** START OF Entries **

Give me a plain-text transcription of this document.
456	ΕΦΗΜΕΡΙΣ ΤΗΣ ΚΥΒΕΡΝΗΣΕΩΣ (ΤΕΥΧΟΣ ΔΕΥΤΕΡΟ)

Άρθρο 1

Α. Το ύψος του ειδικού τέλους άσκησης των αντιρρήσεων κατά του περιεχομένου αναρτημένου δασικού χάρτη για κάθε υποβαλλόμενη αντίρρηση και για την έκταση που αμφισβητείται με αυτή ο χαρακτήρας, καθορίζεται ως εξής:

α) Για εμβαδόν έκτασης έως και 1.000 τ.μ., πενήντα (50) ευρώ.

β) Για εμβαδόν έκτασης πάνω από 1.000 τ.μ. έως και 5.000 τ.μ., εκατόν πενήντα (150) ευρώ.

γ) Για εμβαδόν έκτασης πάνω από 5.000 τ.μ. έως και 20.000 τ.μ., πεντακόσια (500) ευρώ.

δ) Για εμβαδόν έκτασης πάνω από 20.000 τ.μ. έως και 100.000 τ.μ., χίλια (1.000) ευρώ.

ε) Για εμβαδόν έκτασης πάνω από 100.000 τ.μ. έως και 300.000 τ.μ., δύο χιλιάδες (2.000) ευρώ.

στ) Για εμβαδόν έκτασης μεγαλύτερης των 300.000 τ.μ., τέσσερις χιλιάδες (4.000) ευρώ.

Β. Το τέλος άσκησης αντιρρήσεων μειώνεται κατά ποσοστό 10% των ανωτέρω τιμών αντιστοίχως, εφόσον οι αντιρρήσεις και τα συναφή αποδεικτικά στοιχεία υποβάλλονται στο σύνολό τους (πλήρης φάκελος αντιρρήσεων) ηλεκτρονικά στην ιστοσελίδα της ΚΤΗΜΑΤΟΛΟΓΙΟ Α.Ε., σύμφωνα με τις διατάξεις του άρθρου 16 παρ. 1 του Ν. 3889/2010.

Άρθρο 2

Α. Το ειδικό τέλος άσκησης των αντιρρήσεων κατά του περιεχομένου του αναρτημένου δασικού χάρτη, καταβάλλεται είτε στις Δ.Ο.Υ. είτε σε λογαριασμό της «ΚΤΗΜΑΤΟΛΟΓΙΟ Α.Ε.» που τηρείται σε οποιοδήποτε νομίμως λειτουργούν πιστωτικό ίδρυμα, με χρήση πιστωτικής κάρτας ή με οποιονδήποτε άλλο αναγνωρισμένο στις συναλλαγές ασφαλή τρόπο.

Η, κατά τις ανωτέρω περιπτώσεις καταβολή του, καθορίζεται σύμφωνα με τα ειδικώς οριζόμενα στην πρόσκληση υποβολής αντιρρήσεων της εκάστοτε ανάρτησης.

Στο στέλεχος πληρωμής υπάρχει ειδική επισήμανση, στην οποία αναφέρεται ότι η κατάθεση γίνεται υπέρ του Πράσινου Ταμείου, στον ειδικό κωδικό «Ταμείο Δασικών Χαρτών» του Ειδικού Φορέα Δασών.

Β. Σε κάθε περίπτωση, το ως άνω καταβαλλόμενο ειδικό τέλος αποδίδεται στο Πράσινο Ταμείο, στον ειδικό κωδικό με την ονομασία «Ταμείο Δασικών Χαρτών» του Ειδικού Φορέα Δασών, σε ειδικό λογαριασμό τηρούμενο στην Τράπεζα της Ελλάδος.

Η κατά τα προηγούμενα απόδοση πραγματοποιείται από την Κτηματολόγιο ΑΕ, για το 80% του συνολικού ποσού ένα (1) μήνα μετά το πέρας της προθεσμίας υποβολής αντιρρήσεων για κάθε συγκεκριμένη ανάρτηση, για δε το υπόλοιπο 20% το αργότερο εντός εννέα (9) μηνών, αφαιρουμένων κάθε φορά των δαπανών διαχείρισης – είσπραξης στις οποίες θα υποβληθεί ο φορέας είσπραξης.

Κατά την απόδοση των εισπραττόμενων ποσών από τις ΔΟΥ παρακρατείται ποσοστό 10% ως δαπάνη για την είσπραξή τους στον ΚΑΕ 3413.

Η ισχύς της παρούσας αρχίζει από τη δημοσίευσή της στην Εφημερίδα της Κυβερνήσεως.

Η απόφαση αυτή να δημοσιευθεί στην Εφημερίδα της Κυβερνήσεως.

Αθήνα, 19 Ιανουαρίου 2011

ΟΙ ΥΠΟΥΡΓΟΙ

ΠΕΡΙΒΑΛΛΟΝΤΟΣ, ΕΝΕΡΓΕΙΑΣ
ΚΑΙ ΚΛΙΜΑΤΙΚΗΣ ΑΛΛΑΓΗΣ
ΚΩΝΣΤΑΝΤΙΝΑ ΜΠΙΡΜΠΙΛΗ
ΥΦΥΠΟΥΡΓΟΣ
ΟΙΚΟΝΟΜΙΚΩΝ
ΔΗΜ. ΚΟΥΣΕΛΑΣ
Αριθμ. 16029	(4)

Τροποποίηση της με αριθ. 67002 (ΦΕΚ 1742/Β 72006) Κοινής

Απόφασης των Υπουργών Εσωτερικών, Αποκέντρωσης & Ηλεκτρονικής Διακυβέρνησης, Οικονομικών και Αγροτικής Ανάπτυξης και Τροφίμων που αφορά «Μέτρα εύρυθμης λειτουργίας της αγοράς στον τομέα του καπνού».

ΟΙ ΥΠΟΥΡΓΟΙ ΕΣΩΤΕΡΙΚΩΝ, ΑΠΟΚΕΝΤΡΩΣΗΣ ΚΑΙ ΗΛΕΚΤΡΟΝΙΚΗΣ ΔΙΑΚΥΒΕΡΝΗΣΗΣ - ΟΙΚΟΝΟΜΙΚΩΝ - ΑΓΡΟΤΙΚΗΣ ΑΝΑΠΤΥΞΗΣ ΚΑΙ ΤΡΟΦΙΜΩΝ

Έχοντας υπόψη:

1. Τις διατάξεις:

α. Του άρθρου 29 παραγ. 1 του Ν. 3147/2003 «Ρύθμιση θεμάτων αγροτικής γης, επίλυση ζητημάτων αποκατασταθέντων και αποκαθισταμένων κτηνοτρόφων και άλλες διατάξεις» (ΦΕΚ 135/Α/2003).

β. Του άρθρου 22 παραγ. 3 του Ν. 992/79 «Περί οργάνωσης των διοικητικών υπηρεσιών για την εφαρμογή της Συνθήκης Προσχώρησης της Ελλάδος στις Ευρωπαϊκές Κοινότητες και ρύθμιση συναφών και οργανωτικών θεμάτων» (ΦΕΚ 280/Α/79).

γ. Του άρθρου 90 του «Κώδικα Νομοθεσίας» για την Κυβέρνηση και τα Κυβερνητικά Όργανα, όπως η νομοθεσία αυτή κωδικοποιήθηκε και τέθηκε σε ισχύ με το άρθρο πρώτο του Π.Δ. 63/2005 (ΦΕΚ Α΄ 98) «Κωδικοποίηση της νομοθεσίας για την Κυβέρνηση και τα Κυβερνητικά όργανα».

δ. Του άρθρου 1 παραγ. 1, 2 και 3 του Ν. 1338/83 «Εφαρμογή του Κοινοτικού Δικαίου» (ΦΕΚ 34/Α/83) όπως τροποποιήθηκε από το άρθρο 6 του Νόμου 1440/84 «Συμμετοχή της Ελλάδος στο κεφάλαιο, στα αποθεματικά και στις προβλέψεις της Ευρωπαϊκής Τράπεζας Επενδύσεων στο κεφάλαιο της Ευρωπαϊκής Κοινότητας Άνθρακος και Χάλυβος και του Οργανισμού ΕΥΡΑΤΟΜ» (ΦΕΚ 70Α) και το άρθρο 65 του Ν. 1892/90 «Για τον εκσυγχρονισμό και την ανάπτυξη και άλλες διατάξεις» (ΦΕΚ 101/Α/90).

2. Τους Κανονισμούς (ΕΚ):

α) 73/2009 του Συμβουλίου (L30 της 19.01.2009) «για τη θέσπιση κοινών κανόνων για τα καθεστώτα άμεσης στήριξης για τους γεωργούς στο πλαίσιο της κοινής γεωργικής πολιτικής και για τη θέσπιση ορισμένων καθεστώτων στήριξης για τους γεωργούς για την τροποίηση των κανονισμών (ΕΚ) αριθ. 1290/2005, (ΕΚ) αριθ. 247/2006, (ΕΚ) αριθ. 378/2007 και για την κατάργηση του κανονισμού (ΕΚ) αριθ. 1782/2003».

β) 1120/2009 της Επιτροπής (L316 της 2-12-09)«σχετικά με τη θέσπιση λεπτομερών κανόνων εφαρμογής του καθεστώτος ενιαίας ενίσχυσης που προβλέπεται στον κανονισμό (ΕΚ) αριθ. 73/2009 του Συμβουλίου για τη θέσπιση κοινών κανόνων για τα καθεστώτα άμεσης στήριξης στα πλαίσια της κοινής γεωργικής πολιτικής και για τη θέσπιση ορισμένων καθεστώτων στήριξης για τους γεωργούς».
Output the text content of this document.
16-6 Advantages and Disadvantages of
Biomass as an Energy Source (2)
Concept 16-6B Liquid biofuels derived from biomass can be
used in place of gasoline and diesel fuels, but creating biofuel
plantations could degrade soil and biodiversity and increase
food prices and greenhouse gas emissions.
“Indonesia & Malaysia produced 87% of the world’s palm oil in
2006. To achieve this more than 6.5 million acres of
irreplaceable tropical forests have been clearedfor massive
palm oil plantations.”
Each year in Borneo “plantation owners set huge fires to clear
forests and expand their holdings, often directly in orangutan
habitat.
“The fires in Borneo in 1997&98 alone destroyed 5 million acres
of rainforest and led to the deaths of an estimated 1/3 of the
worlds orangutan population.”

** END OF Entries **

State the count of lines with the word "Borneo" in them, and write nothing else.

2